PROBLEM DESCRIPTION:
Answer with the number of lines in the listing below that contain the word "Smooth", and nothing else.

DATASET:
====
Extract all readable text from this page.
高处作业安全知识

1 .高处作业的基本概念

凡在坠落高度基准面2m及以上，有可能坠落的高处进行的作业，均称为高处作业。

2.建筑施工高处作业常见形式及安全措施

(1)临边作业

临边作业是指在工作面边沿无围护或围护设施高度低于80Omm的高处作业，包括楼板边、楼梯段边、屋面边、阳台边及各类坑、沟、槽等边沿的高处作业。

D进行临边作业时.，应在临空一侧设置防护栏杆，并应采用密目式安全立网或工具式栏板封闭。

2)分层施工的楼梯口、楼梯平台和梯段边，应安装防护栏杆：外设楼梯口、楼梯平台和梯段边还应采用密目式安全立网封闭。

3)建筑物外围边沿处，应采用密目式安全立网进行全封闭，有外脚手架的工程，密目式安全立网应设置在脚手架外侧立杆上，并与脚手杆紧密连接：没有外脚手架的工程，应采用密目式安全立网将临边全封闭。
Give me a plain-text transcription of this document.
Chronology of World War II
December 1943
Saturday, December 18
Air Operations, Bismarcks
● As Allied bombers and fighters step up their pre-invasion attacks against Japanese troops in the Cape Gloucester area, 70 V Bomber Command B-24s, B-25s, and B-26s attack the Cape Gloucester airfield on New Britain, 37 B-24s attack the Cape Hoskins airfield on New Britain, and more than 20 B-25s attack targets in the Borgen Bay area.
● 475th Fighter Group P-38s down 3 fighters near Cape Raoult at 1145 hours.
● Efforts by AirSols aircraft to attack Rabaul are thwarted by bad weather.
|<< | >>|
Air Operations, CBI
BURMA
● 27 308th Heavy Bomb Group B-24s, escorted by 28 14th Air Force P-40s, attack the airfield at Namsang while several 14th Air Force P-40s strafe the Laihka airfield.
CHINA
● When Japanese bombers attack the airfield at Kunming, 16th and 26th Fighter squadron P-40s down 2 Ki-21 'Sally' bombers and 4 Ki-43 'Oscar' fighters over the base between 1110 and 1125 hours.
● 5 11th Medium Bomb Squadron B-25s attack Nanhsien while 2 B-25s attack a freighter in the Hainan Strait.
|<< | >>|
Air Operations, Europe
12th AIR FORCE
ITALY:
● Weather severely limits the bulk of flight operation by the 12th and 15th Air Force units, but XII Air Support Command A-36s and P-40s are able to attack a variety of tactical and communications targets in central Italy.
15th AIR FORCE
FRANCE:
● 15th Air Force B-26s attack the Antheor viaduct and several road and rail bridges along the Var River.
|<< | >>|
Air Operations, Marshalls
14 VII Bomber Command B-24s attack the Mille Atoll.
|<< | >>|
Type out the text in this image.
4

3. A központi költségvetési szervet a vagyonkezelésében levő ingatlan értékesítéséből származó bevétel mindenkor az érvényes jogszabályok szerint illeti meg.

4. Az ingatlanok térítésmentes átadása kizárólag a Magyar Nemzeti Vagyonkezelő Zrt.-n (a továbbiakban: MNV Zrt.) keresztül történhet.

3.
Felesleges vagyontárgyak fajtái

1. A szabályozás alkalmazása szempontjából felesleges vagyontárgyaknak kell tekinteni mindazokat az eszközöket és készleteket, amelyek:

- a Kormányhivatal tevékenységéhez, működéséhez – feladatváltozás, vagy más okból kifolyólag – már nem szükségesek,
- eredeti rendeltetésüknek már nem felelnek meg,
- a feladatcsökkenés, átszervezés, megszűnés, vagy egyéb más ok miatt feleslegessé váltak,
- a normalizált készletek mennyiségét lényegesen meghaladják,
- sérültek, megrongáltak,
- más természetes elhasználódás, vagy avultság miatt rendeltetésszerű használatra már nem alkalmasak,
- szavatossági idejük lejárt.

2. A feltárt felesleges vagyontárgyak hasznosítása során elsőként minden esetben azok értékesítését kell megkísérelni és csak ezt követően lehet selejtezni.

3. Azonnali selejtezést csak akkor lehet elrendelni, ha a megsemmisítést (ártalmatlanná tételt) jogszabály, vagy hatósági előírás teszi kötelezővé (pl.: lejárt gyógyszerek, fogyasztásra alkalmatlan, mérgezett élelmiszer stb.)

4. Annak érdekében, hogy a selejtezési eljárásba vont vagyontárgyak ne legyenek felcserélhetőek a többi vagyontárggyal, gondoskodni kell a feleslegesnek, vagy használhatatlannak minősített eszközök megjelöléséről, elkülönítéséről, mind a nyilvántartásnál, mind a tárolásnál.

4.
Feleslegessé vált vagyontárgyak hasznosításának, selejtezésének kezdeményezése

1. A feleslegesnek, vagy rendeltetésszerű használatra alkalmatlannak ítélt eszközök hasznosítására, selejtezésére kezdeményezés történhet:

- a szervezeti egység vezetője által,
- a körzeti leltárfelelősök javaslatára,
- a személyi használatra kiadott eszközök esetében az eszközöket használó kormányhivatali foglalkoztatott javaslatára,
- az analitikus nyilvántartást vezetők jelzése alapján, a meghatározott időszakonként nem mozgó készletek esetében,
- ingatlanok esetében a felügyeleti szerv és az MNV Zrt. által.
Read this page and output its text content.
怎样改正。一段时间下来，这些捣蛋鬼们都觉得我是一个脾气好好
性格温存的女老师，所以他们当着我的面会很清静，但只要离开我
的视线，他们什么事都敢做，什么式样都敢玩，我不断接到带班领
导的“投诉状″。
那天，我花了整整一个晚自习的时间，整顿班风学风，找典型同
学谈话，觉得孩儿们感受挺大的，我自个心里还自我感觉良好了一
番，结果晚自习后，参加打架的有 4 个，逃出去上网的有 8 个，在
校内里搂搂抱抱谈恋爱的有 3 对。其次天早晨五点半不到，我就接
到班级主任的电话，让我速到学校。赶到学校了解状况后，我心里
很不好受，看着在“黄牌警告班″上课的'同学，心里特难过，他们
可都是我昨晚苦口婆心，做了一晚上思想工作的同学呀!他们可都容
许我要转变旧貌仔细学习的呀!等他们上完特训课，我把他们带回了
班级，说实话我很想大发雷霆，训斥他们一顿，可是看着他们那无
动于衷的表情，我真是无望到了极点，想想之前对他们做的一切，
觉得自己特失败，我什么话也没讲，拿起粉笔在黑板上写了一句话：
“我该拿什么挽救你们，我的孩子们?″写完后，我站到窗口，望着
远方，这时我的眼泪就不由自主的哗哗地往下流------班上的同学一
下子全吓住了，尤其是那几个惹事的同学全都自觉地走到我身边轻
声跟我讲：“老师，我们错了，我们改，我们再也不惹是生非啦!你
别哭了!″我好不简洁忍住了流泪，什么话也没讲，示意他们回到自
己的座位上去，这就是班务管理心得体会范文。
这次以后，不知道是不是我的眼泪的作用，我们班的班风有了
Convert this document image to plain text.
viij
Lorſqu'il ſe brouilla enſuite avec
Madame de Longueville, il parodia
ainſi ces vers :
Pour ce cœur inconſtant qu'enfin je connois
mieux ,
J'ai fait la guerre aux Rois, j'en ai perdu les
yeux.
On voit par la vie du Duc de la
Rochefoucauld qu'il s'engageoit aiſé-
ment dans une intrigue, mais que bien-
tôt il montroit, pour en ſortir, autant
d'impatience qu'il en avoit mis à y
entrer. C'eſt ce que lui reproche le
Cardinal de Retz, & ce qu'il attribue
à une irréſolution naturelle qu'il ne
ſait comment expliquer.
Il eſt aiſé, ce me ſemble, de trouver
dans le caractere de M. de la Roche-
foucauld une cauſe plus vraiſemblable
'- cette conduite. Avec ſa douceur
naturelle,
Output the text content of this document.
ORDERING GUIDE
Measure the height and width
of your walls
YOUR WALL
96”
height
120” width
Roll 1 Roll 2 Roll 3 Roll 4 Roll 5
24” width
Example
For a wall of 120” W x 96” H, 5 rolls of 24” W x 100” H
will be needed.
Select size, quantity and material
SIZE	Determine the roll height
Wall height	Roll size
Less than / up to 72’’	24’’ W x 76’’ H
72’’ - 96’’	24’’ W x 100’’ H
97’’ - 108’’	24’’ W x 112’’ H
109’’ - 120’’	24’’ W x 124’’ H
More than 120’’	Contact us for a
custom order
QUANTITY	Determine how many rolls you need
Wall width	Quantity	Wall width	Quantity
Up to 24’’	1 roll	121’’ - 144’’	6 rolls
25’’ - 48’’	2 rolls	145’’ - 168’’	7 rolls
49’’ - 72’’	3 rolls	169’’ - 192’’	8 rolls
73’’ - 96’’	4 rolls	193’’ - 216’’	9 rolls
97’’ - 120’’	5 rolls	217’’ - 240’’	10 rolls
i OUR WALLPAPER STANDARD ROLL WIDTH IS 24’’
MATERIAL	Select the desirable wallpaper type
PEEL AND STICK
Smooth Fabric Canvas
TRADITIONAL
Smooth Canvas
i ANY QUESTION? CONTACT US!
====
TASK ANSWER:
2